→ **JOB**:
Provide the data again in its entirety, exactly as given.

═════ DATASET ENTRIES ═════

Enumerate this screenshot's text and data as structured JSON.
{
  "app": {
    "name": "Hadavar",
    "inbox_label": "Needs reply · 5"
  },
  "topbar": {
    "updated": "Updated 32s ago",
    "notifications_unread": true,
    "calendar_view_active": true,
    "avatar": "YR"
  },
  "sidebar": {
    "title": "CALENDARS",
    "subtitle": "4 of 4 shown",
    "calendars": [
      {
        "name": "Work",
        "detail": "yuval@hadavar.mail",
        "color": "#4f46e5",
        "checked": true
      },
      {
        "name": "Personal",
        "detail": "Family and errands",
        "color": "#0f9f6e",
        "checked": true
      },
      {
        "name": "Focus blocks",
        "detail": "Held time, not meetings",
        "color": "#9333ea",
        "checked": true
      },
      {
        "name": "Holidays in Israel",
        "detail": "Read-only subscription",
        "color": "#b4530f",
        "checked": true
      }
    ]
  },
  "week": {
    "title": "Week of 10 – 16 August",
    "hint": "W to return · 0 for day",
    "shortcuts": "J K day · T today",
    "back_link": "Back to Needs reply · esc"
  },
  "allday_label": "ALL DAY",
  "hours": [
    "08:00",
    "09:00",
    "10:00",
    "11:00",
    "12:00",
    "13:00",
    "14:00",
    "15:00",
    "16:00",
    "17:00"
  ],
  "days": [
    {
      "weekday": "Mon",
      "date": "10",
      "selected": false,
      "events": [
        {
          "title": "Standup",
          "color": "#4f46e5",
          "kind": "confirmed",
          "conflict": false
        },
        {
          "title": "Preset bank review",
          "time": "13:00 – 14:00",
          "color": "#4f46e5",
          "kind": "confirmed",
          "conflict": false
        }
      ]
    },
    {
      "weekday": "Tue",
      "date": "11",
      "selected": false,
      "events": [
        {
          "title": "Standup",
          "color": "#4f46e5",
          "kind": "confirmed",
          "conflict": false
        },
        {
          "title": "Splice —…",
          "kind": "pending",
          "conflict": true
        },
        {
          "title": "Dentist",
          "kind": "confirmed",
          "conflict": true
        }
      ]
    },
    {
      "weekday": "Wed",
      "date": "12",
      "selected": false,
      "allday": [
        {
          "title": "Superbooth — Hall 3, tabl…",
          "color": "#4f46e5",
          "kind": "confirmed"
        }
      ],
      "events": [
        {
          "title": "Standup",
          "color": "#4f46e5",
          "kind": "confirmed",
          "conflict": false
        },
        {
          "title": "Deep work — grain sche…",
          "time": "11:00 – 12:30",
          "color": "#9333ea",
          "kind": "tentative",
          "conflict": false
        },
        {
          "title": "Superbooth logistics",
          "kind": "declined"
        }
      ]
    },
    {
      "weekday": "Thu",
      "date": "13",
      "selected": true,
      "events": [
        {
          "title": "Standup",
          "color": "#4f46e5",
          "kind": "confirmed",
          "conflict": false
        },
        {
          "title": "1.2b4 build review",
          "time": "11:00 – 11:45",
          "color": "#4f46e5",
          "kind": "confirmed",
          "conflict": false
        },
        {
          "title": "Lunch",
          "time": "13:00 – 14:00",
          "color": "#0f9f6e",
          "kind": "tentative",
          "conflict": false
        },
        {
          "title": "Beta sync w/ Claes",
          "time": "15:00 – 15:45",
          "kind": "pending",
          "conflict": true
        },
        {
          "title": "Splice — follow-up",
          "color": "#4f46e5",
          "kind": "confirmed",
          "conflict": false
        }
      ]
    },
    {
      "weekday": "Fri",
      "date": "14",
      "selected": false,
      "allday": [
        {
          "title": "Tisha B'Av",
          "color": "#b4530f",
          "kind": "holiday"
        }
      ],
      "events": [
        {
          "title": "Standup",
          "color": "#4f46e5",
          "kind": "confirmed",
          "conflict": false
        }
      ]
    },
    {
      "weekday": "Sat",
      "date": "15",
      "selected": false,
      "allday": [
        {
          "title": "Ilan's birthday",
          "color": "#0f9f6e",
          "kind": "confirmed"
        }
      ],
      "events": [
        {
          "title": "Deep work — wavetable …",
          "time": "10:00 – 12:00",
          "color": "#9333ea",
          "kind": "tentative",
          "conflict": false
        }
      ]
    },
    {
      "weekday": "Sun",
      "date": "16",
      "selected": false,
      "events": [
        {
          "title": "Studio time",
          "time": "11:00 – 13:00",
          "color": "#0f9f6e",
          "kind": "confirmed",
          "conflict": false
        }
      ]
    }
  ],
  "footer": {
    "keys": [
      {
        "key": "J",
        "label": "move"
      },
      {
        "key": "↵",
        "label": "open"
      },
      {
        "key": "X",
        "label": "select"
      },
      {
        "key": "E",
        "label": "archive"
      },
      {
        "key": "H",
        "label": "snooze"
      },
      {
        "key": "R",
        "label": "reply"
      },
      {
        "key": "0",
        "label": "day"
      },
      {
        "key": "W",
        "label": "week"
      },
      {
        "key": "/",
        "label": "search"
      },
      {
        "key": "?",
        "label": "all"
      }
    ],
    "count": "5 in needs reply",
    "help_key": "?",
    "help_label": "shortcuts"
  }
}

═════

→ **OUTPUT FOR THIS TASK**:
Enumerate this screenshot's text and data as structured JSON.
{
  "app": {
    "name": "Hadavar",
    "inbox_label": "Needs reply · 5"
  },
  "topbar": {
    "updated": "Updated 32s ago",
    "notifications_unread": true,
    "calendar_view_active": true,
    "avatar": "YR"
  },
  "sidebar": {
    "title": "CALENDARS",
    "subtitle": "4 of 4 shown",
    "calendars": [
      {
        "name": "Work",
        "detail": "yuval@hadavar.mail",
        "color": "#4f46e5",
        "checked": true
      },
      {
        "name": "Personal",
        "detail": "Family and errands",
        "color": "#0f9f6e",
        "checked": true
      },
      {
        "name": "Focus blocks",
        "detail": "Held time, not meetings",
        "color": "#9333ea",
        "checked": true
      },
      {
        "name": "Holidays in Israel",
        "detail": "Read-only subscription",
        "color": "#b4530f",
        "checked": true
      }
    ]
  },
  "week": {
    "title": "Week of 10 – 16 August",
    "hint": "W to return · 0 for day",
    "shortcuts": "J K day · T today",
    "back_link": "Back to Needs reply · esc"
  },
  "allday_label": "ALL DAY",
  "hours": [
    "08:00",
    "09:00",
    "10:00",
    "11:00",
    "12:00",
    "13:00",
    "14:00",
    "15:00",
    "16:00",
    "17:00"
  ],
  "days": [
    {
      "weekday": "Mon",
      "date": "10",
      "selected": false,
      "events": [
        {
          "title": "Standup",
          "color": "#4f46e5",
          "kind": "confirmed",
          "conflict": false
        },
        {
          "title": "Preset bank review",
          "time": "13:00 – 14:00",
          "color": "#4f46e5",
          "kind": "confirmed",
          "conflict": false
        }
      ]
    },
    {
      "weekday": "Tue",
      "date": "11",
      "selected": false,
      "events": [
        {
          "title": "Standup",
          "color": "#4f46e5",
          "kind": "confirmed",
          "conflict": false
        },
        {
          "title": "Splice —…",
          "kind": "pending",
          "conflict": true
        },
        {
          "title": "Dentist",
          "kind": "confirmed",
          "conflict": true
        }
      ]
    },
    {
      "weekday": "Wed",
      "date": "12",
      "selected": false,
      "allday": [
        {
          "title": "Superbooth — Hall 3, tabl…",
          "color": "#4f46e5",
          "kind": "confirmed"
        }
      ],
      "events": [
        {
          "title": "Standup",
          "color": "#4f46e5",
          "kind": "confirmed",
          "conflict": false
        },
        {
          "title": "Deep work — grain sche…",
          "time": "11:00 – 12:30",
          "color": "#9333ea",
          "kind": "tentative",
          "conflict": false
        },
        {
          "title": "Superbooth logistics",
          "kind": "declined"
        }
      ]
    },
    {
      "weekday": "Thu",
      "date": "13",
      "selected": true,
      "events": [
        {
          "title": "Standup",
          "color": "#4f46e5",
          "kind": "confirmed",
          "conflict": false
        },
        {
          "title": "1.2b4 build review",
          "time": "11:00 – 11:45",
          "color": "#4f46e5",
          "kind": "confirmed",
          "conflict": false
        },
        {
          "title": "Lunch",
          "time": "13:00 – 14:00",
          "color": "#0f9f6e",
          "kind": "tentative",
          "conflict": false
        },
        {
          "title": "Beta sync w/ Claes",
          "time": "15:00 – 15:45",
          "kind": "pending",
          "conflict": true
        },
        {
          "title": "Splice — follow-up",
          "color": "#4f46e5",
          "kind": "confirmed",
          "conflict": false
        }
      ]
    },
    {
      "weekday": "Fri",
      "date": "14",
      "selected": false,
      "allday": [
        {
          "title": "Tisha B'Av",
          "color": "#b4530f",
          "kind": "holiday"
        }
      ],
      "events": [
        {
          "title": "Standup",
          "color": "#4f46e5",
          "kind": "confirmed",
          "conflict": false
        }
      ]
    },
    {
      "weekday": "Sat",
      "date": "15",
      "selected": false,
      "allday": [
        {
          "title": "Ilan's birthday",
          "color": "#0f9f6e",
          "kind": "confirmed"
        }
      ],
      "events": [
        {
          "title": "Deep work — wavetable …",
          "time": "10:00 – 12:00",
          "color": "#9333ea",
          "kind": "tentative",
          "conflict": false
        }
      ]
    },
    {
      "weekday": "Sun",
      "date": "16",
      "selected": false,
      "events": [
        {
          "title": "Studio time",
          "time": "11:00 – 13:00",
          "color": "#0f9f6e",
          "kind": "confirmed",
          "conflict": false
        }
      ]
    }
  ],
  "footer": {
    "keys": [
      {
        "key": "J",
        "label": "move"
      },
      {
        "key": "↵",
        "label": "open"
      },
      {
        "key": "X",
        "label": "select"
      },
      {
        "key": "E",
        "label": "archive"
      },
      {
        "key": "H",
        "label": "snooze"
      },
      {
        "key": "R",
        "label": "reply"
      },
      {
        "key": "0",
        "label": "day"
      },
      {
        "key": "W",
        "label": "week"
      },
      {
        "key": "/",
        "label": "search"
      },
      {
        "key": "?",
        "label": "all"
      }
    ],
    "count": "5 in needs reply",
    "help_key": "?",
    "help_label": "shortcuts"
  }
}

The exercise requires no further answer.